Dataset items:
=-=-=

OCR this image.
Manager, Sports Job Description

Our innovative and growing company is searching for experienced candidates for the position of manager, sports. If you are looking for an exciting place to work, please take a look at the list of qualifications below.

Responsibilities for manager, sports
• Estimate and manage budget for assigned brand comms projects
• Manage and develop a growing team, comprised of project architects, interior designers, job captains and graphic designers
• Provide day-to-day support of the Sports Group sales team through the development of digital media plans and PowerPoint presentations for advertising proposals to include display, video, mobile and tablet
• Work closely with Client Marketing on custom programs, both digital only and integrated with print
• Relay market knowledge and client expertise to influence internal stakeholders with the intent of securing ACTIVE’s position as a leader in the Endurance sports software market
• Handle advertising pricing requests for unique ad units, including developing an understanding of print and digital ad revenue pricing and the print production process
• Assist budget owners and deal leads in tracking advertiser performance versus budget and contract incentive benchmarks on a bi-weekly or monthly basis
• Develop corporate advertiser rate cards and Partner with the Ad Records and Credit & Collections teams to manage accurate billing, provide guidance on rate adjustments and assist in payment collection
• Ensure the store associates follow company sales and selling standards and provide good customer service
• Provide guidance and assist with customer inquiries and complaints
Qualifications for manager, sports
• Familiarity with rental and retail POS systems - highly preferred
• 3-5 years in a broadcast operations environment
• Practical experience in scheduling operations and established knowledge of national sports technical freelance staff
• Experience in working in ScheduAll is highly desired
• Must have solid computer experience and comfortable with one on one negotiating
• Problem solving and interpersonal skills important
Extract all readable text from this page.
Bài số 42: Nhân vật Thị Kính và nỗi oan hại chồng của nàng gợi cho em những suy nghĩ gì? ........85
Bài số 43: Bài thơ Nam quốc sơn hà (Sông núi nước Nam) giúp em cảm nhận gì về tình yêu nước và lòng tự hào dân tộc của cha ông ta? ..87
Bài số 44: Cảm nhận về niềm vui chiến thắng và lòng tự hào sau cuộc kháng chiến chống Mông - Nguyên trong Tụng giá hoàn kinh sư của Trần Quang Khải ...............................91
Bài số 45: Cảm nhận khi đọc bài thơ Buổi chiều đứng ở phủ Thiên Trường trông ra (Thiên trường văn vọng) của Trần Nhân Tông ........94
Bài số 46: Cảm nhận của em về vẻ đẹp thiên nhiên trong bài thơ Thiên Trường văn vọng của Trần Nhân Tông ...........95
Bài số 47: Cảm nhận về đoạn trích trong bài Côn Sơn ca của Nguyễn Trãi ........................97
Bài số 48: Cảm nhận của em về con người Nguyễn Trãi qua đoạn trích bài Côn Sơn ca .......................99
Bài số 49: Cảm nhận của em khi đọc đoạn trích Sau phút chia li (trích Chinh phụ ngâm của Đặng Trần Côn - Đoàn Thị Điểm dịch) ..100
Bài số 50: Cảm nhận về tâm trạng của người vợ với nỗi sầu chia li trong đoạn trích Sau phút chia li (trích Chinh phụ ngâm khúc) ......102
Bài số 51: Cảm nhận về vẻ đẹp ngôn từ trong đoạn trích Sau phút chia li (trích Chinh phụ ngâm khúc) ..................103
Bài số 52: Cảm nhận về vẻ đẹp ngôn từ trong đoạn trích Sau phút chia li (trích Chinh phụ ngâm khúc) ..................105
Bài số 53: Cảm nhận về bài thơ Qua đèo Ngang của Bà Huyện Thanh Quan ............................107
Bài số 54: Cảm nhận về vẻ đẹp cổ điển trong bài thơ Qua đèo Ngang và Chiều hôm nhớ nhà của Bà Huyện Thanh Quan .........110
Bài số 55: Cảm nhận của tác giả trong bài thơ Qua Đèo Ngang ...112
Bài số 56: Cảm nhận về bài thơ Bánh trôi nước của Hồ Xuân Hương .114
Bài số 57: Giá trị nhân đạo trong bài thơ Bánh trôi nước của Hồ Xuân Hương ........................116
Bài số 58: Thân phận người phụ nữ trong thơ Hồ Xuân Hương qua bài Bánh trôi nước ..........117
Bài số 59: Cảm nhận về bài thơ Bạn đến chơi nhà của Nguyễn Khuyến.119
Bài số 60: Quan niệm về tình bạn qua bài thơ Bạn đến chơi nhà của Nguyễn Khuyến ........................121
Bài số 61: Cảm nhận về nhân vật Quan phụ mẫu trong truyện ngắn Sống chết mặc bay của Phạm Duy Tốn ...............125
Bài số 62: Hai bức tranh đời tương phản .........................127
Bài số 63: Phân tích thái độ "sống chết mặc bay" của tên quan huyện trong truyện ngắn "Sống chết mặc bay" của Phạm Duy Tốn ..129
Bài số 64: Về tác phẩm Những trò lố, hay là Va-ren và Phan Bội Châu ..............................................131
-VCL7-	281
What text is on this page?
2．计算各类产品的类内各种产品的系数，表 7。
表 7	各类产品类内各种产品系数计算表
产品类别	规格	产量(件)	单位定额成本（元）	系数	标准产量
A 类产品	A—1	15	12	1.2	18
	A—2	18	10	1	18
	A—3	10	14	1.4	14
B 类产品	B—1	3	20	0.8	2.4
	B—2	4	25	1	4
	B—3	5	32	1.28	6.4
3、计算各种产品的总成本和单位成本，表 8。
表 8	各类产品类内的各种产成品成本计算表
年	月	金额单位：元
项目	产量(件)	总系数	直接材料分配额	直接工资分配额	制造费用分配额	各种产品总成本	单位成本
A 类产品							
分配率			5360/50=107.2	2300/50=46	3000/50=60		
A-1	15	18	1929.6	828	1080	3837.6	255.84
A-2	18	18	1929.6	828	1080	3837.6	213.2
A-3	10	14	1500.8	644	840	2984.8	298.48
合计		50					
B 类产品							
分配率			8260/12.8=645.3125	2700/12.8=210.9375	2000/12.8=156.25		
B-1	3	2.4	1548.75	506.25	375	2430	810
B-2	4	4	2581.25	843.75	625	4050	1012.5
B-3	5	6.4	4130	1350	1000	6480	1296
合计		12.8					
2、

=-=-=

EXERCISE AIM:
Lines containing the string "ngâm" are to be selected and copied.

SOLUTION TO THIS TASK:
Bài số 49: Cảm nhận của em khi đọc đoạn trích Sau phút chia li (trích Chinh phụ ngâm của Đặng Trần Côn - Đoàn Thị Điểm dịch) ..100
Bài số 50: Cảm nhận về tâm trạng của người vợ với nỗi sầu chia li trong đoạn trích Sau phút chia li (trích Chinh phụ ngâm khúc) ......102
Bài số 51: Cảm nhận về vẻ đẹp ngôn từ trong đoạn trích Sau phút chia li (trích Chinh phụ ngâm khúc) ..................103
Bài số 52: Cảm nhận về vẻ đẹp ngôn từ trong đoạn trích Sau phút chia li (trích Chinh phụ ngâm khúc) ..................105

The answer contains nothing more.